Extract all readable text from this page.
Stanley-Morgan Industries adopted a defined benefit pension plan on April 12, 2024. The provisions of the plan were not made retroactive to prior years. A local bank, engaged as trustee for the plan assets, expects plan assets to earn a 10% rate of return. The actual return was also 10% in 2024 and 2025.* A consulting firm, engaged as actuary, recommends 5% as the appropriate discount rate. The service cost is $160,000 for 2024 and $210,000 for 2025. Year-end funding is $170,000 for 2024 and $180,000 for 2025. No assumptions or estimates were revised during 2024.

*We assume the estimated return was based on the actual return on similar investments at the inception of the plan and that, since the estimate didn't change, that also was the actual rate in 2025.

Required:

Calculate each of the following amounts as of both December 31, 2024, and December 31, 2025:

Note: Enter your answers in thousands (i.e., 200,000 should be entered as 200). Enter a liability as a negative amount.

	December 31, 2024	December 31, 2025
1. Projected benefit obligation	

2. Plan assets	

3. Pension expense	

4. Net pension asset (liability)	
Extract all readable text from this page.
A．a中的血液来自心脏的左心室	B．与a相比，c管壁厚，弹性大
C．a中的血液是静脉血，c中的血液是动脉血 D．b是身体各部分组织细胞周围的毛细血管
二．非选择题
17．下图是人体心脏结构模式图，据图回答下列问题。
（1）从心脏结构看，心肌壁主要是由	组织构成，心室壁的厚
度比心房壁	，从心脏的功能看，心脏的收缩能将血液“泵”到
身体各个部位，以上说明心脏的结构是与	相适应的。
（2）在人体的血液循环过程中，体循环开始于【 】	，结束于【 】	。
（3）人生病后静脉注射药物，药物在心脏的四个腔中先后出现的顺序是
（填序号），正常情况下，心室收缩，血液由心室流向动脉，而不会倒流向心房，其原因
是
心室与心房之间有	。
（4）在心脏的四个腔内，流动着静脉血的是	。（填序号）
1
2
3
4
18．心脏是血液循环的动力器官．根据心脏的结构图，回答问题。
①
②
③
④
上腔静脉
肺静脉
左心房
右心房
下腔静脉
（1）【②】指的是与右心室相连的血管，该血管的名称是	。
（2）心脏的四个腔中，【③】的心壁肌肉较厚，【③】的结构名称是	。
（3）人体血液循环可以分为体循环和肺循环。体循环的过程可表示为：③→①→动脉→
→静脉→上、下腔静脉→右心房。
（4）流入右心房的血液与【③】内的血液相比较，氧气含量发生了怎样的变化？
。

» **Requirements**
What is the number of lines above that hold the string "December"? Answer with that number alone.

» **Worked solution**
2